* Exercise instructions *
Every line with the string "collapsed" should be gathered.

Saved entries
####################

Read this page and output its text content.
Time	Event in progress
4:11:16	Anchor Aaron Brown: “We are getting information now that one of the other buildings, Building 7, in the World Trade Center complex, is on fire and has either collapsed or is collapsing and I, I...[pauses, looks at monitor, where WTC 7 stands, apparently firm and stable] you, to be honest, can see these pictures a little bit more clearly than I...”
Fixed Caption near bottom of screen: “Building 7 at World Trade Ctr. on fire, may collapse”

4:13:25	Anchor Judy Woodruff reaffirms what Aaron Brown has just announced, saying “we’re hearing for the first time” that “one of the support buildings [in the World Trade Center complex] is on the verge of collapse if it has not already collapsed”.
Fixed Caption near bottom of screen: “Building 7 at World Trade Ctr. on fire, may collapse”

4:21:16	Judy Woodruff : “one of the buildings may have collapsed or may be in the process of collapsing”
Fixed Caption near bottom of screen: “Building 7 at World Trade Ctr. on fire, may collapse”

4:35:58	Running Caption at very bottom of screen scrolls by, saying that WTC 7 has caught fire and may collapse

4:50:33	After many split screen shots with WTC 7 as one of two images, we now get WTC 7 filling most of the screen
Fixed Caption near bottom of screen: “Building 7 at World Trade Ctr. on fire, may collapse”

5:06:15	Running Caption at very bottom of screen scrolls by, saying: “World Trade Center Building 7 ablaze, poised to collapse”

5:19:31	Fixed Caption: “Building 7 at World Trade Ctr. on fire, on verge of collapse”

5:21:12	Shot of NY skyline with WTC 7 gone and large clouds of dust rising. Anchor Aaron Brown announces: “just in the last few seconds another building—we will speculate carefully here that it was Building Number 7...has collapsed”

####################

* Response for this exercise *
4:11:16	Anchor Aaron Brown: “We are getting information now that one of the other buildings, Building 7, in the World Trade Center complex, is on fire and has either collapsed or is collapsing and I, I...[pauses, looks at monitor, where WTC 7 stands, apparently firm and stable] you, to be honest, can see these pictures a little bit more clearly than I...”
4:13:25	Anchor Judy Woodruff reaffirms what Aaron Brown has just announced, saying “we’re hearing for the first time” that “one of the support buildings [in the World Trade Center complex] is on the verge of collapse if it has not already collapsed”.
4:21:16	Judy Woodruff : “one of the buildings may have collapsed or may be in the process of collapsing”
5:21:12	Shot of NY skyline with WTC 7 gone and large clouds of dust rising. Anchor Aaron Brown announces: “just in the last few seconds another building—we will speculate carefully here that it was Building Number 7...has collapsed”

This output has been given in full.